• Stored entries
__________

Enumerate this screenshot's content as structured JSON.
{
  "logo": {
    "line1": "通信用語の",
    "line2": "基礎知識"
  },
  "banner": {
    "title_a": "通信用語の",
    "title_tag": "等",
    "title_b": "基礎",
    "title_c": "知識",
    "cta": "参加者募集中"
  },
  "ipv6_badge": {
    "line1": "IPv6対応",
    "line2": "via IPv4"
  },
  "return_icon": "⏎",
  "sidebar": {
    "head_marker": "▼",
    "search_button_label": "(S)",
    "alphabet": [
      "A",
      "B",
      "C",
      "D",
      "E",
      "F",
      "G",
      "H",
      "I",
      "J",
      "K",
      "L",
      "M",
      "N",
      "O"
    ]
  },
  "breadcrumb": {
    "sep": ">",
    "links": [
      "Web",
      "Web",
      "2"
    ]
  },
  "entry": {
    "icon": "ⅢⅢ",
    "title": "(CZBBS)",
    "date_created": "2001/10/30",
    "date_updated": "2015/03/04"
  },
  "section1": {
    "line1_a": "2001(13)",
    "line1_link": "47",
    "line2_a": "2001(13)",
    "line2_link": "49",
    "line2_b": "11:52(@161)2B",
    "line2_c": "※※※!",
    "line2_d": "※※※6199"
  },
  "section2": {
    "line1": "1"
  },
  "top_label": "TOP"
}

__________

Write the material out again in its entirety, exactly as shown.

• Expected output
Enumerate this screenshot's content as structured JSON.
{
  "logo": {
    "line1": "通信用語の",
    "line2": "基礎知識"
  },
  "banner": {
    "title_a": "通信用語の",
    "title_tag": "等",
    "title_b": "基礎",
    "title_c": "知識",
    "cta": "参加者募集中"
  },
  "ipv6_badge": {
    "line1": "IPv6対応",
    "line2": "via IPv4"
  },
  "return_icon": "⏎",
  "sidebar": {
    "head_marker": "▼",
    "search_button_label": "(S)",
    "alphabet": [
      "A",
      "B",
      "C",
      "D",
      "E",
      "F",
      "G",
      "H",
      "I",
      "J",
      "K",
      "L",
      "M",
      "N",
      "O"
    ]
  },
  "breadcrumb": {
    "sep": ">",
    "links": [
      "Web",
      "Web",
      "2"
    ]
  },
  "entry": {
    "icon": "ⅢⅢ",
    "title": "(CZBBS)",
    "date_created": "2001/10/30",
    "date_updated": "2015/03/04"
  },
  "section1": {
    "line1_a": "2001(13)",
    "line1_link": "47",
    "line2_a": "2001(13)",
    "line2_link": "49",
    "line2_b": "11:52(@161)2B",
    "line2_c": "※※※!",
    "line2_d": "※※※6199"
  },
  "section2": {
    "line1": "1"
  },
  "top_label": "TOP"
}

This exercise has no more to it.